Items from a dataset
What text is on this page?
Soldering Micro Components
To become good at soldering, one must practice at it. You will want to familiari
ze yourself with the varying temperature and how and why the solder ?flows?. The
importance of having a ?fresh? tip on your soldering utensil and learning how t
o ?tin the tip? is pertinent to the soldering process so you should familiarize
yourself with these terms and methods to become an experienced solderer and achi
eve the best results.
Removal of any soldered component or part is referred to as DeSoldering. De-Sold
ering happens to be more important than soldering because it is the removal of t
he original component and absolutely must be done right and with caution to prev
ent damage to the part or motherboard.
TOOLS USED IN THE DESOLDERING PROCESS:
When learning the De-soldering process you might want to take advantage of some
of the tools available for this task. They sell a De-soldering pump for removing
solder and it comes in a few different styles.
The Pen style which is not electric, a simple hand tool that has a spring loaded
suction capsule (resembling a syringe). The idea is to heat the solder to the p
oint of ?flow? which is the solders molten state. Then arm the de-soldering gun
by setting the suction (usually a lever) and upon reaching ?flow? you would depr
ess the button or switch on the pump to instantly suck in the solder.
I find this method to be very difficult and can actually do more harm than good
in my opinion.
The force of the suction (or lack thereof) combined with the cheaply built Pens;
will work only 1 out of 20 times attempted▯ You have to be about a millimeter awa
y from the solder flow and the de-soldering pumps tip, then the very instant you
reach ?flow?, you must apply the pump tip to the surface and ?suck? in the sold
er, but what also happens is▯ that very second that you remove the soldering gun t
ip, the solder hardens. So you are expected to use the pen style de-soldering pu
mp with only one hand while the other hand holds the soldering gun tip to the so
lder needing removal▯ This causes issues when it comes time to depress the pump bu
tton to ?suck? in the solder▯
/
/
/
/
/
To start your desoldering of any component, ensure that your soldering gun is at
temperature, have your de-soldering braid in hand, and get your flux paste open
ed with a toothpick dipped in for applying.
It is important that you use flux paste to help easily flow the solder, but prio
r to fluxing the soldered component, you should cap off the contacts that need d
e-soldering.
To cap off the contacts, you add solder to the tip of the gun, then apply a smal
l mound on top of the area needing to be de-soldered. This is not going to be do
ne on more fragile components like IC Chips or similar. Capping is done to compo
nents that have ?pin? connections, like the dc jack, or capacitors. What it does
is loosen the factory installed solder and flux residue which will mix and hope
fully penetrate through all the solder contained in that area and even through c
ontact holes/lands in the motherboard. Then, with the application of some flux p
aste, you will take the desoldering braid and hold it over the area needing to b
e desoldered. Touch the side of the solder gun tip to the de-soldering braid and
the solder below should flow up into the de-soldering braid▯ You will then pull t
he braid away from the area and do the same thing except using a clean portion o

DIRECTIVE - Write out every record shown above, word for word.

SOLVED PROBLEM -
What text is on this page?
Soldering Micro Components
To become good at soldering, one must practice at it. You will want to familiari
ze yourself with the varying temperature and how and why the solder ?flows?. The
importance of having a ?fresh? tip on your soldering utensil and learning how t
o ?tin the tip? is pertinent to the soldering process so you should familiarize
yourself with these terms and methods to become an experienced solderer and achi
eve the best results.
Removal of any soldered component or part is referred to as DeSoldering. De-Sold
ering happens to be more important than soldering because it is the removal of t
he original component and absolutely must be done right and with caution to prev
ent damage to the part or motherboard.
TOOLS USED IN THE DESOLDERING PROCESS:
When learning the De-soldering process you might want to take advantage of some
of the tools available for this task. They sell a De-soldering pump for removing
solder and it comes in a few different styles.
The Pen style which is not electric, a simple hand tool that has a spring loaded
suction capsule (resembling a syringe). The idea is to heat the solder to the p
oint of ?flow? which is the solders molten state. Then arm the de-soldering gun
by setting the suction (usually a lever) and upon reaching ?flow? you would depr
ess the button or switch on the pump to instantly suck in the solder.
I find this method to be very difficult and can actually do more harm than good
in my opinion.
The force of the suction (or lack thereof) combined with the cheaply built Pens;
will work only 1 out of 20 times attempted▯ You have to be about a millimeter awa
y from the solder flow and the de-soldering pumps tip, then the very instant you
reach ?flow?, you must apply the pump tip to the surface and ?suck? in the sold
er, but what also happens is▯ that very second that you remove the soldering gun t
ip, the solder hardens. So you are expected to use the pen style de-soldering pu
mp with only one hand while the other hand holds the soldering gun tip to the so
lder needing removal▯ This causes issues when it comes time to depress the pump bu
tton to ?suck? in the solder▯
/
/
/
/
/
To start your desoldering of any component, ensure that your soldering gun is at
temperature, have your de-soldering braid in hand, and get your flux paste open
ed with a toothpick dipped in for applying.
It is important that you use flux paste to help easily flow the solder, but prio
r to fluxing the soldered component, you should cap off the contacts that need d
e-soldering.
To cap off the contacts, you add solder to the tip of the gun, then apply a smal
l mound on top of the area needing to be de-soldered. This is not going to be do
ne on more fragile components like IC Chips or similar. Capping is done to compo
nents that have ?pin? connections, like the dc jack, or capacitors. What it does
is loosen the factory installed solder and flux residue which will mix and hope
fully penetrate through all the solder contained in that area and even through c
ontact holes/lands in the motherboard. Then, with the application of some flux p
aste, you will take the desoldering braid and hold it over the area needing to b
e desoldered. Touch the side of the solder gun tip to the de-soldering braid and
the solder below should flow up into the de-soldering braid▯ You will then pull t
he braid away from the area and do the same thing except using a clean portion o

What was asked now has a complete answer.